— REQUIRED TASK —
Set the following entries down again exactly, line by line.

— begin INFORMATION GIVEN —

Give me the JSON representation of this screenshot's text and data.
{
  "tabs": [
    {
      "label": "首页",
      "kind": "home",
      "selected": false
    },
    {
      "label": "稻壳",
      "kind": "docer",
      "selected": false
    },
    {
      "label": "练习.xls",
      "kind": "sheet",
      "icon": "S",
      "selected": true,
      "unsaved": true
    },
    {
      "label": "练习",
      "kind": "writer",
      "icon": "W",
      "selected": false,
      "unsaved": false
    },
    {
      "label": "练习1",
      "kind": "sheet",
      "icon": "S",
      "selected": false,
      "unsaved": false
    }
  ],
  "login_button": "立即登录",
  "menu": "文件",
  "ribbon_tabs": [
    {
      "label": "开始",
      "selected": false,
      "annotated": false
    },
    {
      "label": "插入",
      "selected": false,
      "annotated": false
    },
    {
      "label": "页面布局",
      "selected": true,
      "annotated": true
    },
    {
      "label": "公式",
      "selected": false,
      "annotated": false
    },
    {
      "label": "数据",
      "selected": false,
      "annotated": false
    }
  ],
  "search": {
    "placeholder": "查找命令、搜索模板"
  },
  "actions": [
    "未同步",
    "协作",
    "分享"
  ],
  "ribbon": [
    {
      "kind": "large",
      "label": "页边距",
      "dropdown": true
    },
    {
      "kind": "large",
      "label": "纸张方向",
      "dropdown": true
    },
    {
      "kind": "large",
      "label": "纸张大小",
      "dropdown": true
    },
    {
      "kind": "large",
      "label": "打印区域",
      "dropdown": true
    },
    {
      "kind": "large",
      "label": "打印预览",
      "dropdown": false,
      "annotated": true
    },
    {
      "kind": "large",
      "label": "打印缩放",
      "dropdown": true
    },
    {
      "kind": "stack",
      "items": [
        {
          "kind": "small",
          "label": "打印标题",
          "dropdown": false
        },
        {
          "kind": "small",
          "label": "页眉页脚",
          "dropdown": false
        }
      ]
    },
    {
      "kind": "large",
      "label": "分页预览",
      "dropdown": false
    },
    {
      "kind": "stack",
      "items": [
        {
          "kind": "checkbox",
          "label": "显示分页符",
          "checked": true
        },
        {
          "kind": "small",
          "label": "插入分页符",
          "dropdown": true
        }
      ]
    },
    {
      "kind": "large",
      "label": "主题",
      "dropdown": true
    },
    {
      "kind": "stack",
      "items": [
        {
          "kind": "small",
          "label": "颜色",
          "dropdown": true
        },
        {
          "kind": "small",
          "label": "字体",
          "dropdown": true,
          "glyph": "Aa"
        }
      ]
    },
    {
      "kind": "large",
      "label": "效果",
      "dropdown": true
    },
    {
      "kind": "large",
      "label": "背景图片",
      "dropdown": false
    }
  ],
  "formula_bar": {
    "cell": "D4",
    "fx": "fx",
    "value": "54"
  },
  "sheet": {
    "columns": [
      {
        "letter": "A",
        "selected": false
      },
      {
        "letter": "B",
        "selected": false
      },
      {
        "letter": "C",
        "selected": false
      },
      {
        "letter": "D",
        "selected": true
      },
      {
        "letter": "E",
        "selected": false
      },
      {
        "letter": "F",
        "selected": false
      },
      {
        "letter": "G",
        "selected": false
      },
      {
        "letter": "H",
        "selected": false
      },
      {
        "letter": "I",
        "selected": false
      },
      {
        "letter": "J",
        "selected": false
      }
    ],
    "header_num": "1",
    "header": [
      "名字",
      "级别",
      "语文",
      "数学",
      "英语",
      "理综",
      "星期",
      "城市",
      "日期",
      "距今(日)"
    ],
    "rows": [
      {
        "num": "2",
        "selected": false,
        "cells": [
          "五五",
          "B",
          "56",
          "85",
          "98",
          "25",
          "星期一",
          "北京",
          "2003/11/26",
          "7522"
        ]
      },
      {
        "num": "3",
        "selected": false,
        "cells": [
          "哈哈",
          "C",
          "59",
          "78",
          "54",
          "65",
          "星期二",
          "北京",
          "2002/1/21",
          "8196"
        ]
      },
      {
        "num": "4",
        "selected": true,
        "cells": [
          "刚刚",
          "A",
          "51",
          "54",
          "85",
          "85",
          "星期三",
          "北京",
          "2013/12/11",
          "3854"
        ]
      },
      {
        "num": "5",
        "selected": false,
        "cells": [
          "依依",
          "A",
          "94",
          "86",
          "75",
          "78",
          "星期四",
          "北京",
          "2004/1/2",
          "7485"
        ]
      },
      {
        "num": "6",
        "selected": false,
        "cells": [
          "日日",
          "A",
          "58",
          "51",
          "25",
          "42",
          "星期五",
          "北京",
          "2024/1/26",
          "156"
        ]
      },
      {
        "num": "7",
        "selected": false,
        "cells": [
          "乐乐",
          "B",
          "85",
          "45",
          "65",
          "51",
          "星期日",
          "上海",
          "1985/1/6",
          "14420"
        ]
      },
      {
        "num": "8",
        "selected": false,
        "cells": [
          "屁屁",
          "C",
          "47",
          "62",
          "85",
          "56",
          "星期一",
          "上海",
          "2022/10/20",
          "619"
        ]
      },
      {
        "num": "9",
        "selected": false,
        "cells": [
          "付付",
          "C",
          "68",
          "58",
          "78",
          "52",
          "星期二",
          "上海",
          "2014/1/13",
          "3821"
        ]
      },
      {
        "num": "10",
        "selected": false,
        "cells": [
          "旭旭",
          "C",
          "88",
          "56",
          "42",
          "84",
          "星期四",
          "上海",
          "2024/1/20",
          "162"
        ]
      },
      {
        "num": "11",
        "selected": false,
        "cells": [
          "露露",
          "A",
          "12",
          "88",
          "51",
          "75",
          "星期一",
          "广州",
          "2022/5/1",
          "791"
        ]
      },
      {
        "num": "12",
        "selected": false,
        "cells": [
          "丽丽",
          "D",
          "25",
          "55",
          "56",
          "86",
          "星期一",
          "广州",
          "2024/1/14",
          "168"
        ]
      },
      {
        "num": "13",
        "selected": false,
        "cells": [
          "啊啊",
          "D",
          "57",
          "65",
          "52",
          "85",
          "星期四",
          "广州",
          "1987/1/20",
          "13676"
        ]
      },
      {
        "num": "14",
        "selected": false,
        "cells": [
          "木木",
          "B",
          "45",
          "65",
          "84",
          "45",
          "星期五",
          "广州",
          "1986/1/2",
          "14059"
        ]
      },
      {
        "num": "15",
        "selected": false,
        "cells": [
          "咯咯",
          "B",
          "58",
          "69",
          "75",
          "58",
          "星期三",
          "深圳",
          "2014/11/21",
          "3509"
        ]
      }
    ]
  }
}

— end INFORMATION GIVEN —

— SOLUTION TO THE PROBLEM —
Give me the JSON representation of this screenshot's text and data.
{
  "tabs": [
    {
      "label": "首页",
      "kind": "home",
      "selected": false
    },
    {
      "label": "稻壳",
      "kind": "docer",
      "selected": false
    },
    {
      "label": "练习.xls",
      "kind": "sheet",
      "icon": "S",
      "selected": true,
      "unsaved": true
    },
    {
      "label": "练习",
      "kind": "writer",
      "icon": "W",
      "selected": false,
      "unsaved": false
    },
    {
      "label": "练习1",
      "kind": "sheet",
      "icon": "S",
      "selected": false,
      "unsaved": false
    }
  ],
  "login_button": "立即登录",
  "menu": "文件",
  "ribbon_tabs": [
    {
      "label": "开始",
      "selected": false,
      "annotated": false
    },
    {
      "label": "插入",
      "selected": false,
      "annotated": false
    },
    {
      "label": "页面布局",
      "selected": true,
      "annotated": true
    },
    {
      "label": "公式",
      "selected": false,
      "annotated": false
    },
    {
      "label": "数据",
      "selected": false,
      "annotated": false
    }
  ],
  "search": {
    "placeholder": "查找命令、搜索模板"
  },
  "actions": [
    "未同步",
    "协作",
    "分享"
  ],
  "ribbon": [
    {
      "kind": "large",
      "label": "页边距",
      "dropdown": true
    },
    {
      "kind": "large",
      "label": "纸张方向",
      "dropdown": true
    },
    {
      "kind": "large",
      "label": "纸张大小",
      "dropdown": true
    },
    {
      "kind": "large",
      "label": "打印区域",
      "dropdown": true
    },
    {
      "kind": "large",
      "label": "打印预览",
      "dropdown": false,
      "annotated": true
    },
    {
      "kind": "large",
      "label": "打印缩放",
      "dropdown": true
    },
    {
      "kind": "stack",
      "items": [
        {
          "kind": "small",
          "label": "打印标题",
          "dropdown": false
        },
        {
          "kind": "small",
          "label": "页眉页脚",
          "dropdown": false
        }
      ]
    },
    {
      "kind": "large",
      "label": "分页预览",
      "dropdown": false
    },
    {
      "kind": "stack",
      "items": [
        {
          "kind": "checkbox",
          "label": "显示分页符",
          "checked": true
        },
        {
          "kind": "small",
          "label": "插入分页符",
          "dropdown": true
        }
      ]
    },
    {
      "kind": "large",
      "label": "主题",
      "dropdown": true
    },
    {
      "kind": "stack",
      "items": [
        {
          "kind": "small",
          "label": "颜色",
          "dropdown": true
        },
        {
          "kind": "small",
          "label": "字体",
          "dropdown": true,
          "glyph": "Aa"
        }
      ]
    },
    {
      "kind": "large",
      "label": "效果",
      "dropdown": true
    },
    {
      "kind": "large",
      "label": "背景图片",
      "dropdown": false
    }
  ],
  "formula_bar": {
    "cell": "D4",
    "fx": "fx",
    "value": "54"
  },
  "sheet": {
    "columns": [
      {
        "letter": "A",
        "selected": false
      },
      {
        "letter": "B",
        "selected": false
      },
      {
        "letter": "C",
        "selected": false
      },
      {
        "letter": "D",
        "selected": true
      },
      {
        "letter": "E",
        "selected": false
      },
      {
        "letter": "F",
        "selected": false
      },
      {
        "letter": "G",
        "selected": false
      },
      {
        "letter": "H",
        "selected": false
      },
      {
        "letter": "I",
        "selected": false
      },
      {
        "letter": "J",
        "selected": false
      }
    ],
    "header_num": "1",
    "header": [
      "名字",
      "级别",
      "语文",
      "数学",
      "英语",
      "理综",
      "星期",
      "城市",
      "日期",
      "距今(日)"
    ],
    "rows": [
      {
        "num": "2",
        "selected": false,
        "cells": [
          "五五",
          "B",
          "56",
          "85",
          "98",
          "25",
          "星期一",
          "北京",
          "2003/11/26",
          "7522"
        ]
      },
      {
        "num": "3",
        "selected": false,
        "cells": [
          "哈哈",
          "C",
          "59",
          "78",
          "54",
          "65",
          "星期二",
          "北京",
          "2002/1/21",
          "8196"
        ]
      },
      {
        "num": "4",
        "selected": true,
        "cells": [
          "刚刚",
          "A",
          "51",
          "54",
          "85",
          "85",
          "星期三",
          "北京",
          "2013/12/11",
          "3854"
        ]
      },
      {
        "num": "5",
        "selected": false,
        "cells": [
          "依依",
          "A",
          "94",
          "86",
          "75",
          "78",
          "星期四",
          "北京",
          "2004/1/2",
          "7485"
        ]
      },
      {
        "num": "6",
        "selected": false,
        "cells": [
          "日日",
          "A",
          "58",
          "51",
          "25",
          "42",
          "星期五",
          "北京",
          "2024/1/26",
          "156"
        ]
      },
      {
        "num": "7",
        "selected": false,
        "cells": [
          "乐乐",
          "B",
          "85",
          "45",
          "65",
          "51",
          "星期日",
          "上海",
          "1985/1/6",
          "14420"
        ]
      },
      {
        "num": "8",
        "selected": false,
        "cells": [
          "屁屁",
          "C",
          "47",
          "62",
          "85",
          "56",
          "星期一",
          "上海",
          "2022/10/20",
          "619"
        ]
      },
      {
        "num": "9",
        "selected": false,
        "cells": [
          "付付",
          "C",
          "68",
          "58",
          "78",
          "52",
          "星期二",
          "上海",
          "2014/1/13",
          "3821"
        ]
      },
      {
        "num": "10",
        "selected": false,
        "cells": [
          "旭旭",
          "C",
          "88",
          "56",
          "42",
          "84",
          "星期四",
          "上海",
          "2024/1/20",
          "162"
        ]
      },
      {
        "num": "11",
        "selected": false,
        "cells": [
          "露露",
          "A",
          "12",
          "88",
          "51",
          "75",
          "星期一",
          "广州",
          "2022/5/1",
          "791"
        ]
      },
      {
        "num": "12",
        "selected": false,
        "cells": [
          "丽丽",
          "D",
          "25",
          "55",
          "56",
          "86",
          "星期一",
          "广州",
          "2024/1/14",
          "168"
        ]
      },
      {
        "num": "13",
        "selected": false,
        "cells": [
          "啊啊",
          "D",
          "57",
          "65",
          "52",
          "85",
          "星期四",
          "广州",
          "1987/1/20",
          "13676"
        ]
      },
      {
        "num": "14",
        "selected": false,
        "cells": [
          "木木",
          "B",
          "45",
          "65",
          "84",
          "45",
          "星期五",
          "广州",
          "1986/1/2",
          "14059"
        ]
      },
      {
        "num": "15",
        "selected": false,
        "cells": [
          "咯咯",
          "B",
          "58",
          "69",
          "75",
          "58",
          "星期三",
          "深圳",
          "2014/11/21",
          "3509"
        ]
      }
    ]
  }
}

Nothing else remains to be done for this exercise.